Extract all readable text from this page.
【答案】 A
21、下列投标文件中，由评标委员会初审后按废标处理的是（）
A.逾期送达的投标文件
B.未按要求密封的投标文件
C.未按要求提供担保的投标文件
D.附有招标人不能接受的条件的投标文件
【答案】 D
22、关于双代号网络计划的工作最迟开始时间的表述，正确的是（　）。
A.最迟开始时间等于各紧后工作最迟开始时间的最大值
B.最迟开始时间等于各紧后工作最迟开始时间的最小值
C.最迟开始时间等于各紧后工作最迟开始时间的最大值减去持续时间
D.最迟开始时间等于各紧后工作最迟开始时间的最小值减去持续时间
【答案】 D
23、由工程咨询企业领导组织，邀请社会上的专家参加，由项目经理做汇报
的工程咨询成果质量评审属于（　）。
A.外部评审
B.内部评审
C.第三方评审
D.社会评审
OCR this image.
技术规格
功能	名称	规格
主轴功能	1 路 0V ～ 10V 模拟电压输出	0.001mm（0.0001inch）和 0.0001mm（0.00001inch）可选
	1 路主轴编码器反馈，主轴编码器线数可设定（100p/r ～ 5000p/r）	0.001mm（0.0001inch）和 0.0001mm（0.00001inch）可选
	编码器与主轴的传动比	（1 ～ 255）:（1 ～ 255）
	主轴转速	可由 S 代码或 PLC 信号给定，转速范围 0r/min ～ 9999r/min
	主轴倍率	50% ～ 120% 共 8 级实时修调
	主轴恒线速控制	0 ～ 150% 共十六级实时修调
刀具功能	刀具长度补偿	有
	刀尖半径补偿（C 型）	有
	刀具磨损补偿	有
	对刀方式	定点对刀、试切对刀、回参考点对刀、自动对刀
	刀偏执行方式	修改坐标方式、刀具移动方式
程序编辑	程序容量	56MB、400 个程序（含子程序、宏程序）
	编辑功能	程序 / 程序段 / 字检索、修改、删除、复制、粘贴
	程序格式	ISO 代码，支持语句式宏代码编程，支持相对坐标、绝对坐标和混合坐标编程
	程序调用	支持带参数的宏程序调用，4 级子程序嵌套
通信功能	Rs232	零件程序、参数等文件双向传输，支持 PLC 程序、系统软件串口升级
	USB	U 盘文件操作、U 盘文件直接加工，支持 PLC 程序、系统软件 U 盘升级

··········

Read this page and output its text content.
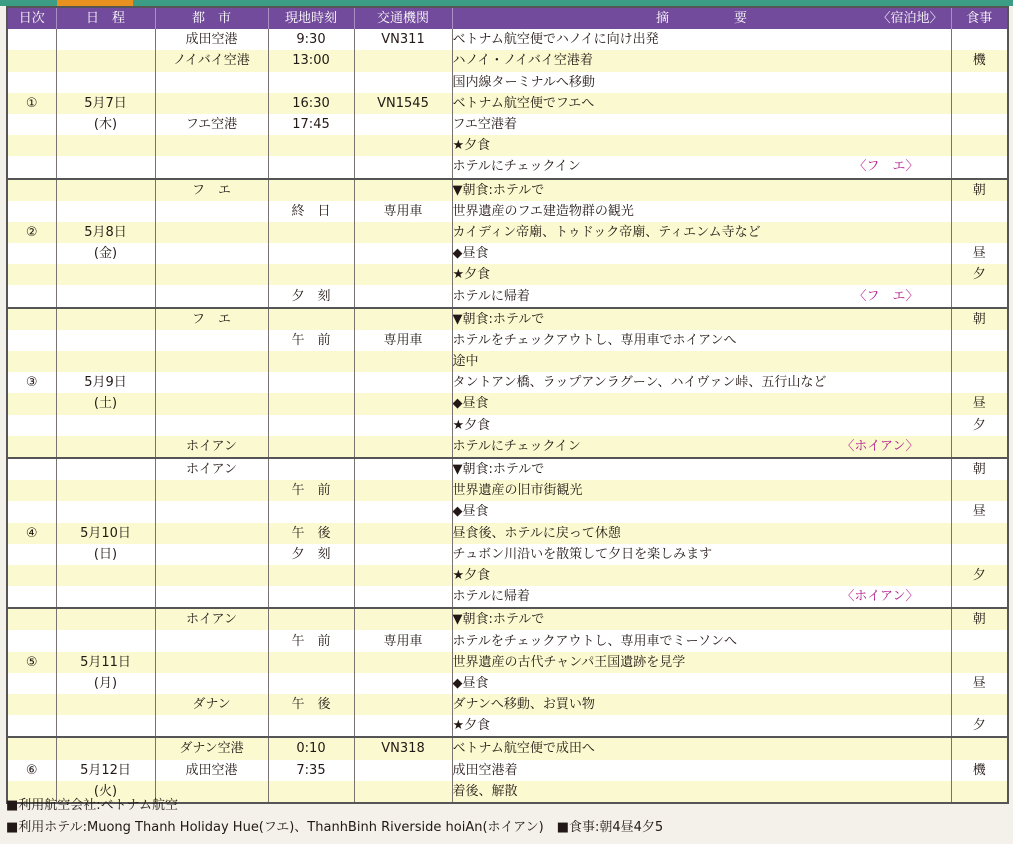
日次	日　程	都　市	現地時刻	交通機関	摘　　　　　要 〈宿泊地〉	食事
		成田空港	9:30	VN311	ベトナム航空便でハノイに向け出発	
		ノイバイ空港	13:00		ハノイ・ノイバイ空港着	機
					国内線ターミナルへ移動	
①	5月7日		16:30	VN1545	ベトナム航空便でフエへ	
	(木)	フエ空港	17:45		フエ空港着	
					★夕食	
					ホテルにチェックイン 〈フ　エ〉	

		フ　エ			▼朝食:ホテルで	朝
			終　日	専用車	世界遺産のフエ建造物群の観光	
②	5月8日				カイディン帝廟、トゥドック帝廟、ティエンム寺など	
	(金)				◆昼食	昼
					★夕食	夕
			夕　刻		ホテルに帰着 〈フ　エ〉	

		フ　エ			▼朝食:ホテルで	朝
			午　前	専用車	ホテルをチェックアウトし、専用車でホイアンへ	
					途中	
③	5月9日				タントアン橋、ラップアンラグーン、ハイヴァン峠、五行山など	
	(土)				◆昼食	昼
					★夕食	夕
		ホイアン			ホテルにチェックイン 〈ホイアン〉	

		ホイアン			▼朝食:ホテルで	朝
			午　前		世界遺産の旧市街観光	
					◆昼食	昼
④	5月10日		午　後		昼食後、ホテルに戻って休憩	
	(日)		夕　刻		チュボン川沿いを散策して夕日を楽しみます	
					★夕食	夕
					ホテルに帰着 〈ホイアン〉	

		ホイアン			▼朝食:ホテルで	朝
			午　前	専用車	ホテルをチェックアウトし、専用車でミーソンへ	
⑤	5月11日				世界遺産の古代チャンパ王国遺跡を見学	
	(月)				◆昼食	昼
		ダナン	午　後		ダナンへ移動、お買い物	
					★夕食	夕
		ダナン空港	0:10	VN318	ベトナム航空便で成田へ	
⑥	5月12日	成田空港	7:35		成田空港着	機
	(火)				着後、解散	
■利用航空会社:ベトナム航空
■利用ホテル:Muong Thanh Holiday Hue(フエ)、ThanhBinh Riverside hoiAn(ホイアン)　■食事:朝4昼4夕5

··········

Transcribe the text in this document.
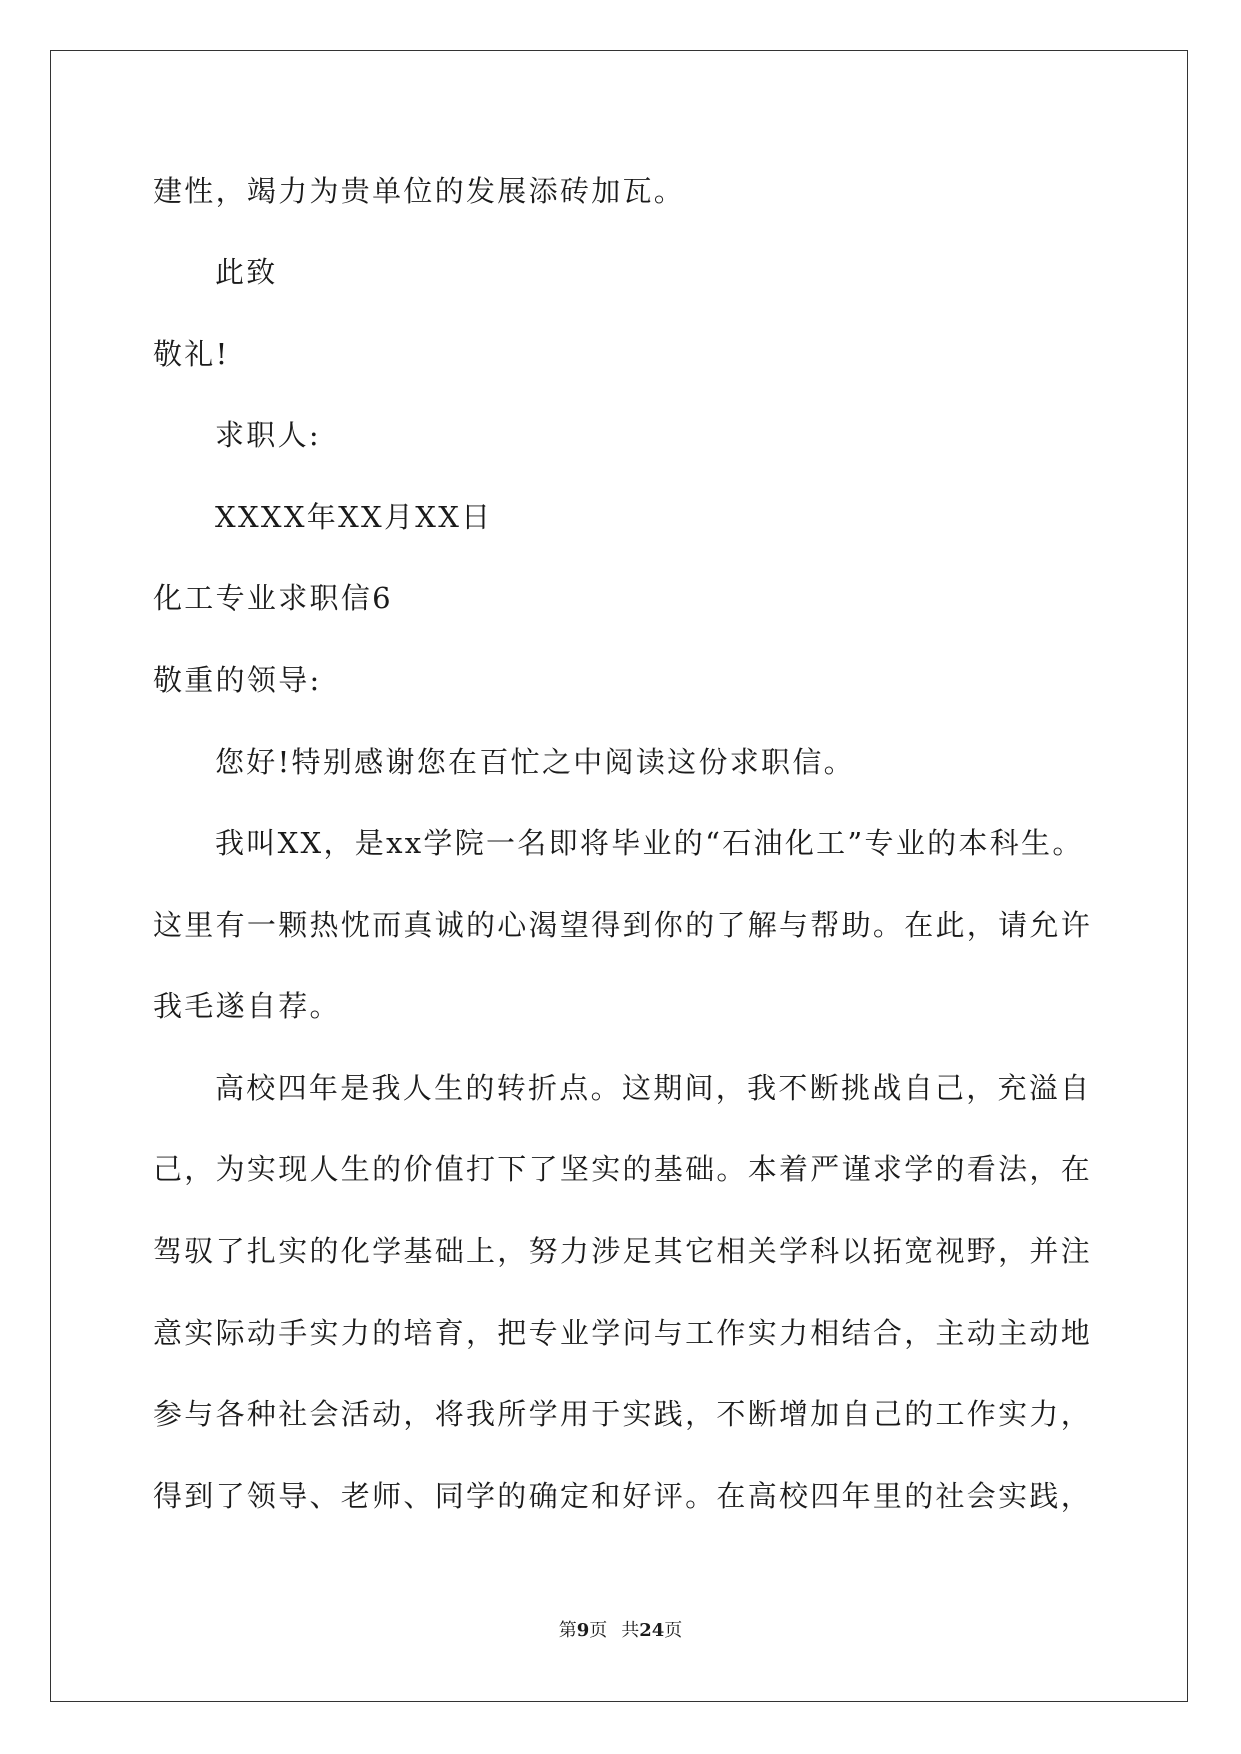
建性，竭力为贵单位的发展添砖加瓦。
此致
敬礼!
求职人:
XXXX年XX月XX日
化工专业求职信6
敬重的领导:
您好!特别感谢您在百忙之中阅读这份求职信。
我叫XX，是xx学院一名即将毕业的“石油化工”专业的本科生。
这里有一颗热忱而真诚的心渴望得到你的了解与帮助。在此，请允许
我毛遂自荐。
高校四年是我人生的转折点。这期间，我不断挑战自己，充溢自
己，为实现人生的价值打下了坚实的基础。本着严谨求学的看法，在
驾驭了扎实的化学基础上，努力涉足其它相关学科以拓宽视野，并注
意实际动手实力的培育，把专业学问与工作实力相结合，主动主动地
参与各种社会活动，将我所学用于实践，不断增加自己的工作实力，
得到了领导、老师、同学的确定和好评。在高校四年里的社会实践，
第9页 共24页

··········

*Problem statement*
Each line that contains the string "ホテルにチェックイン" counts once; say how many there are and nothing else.

*Answer to this problem*
2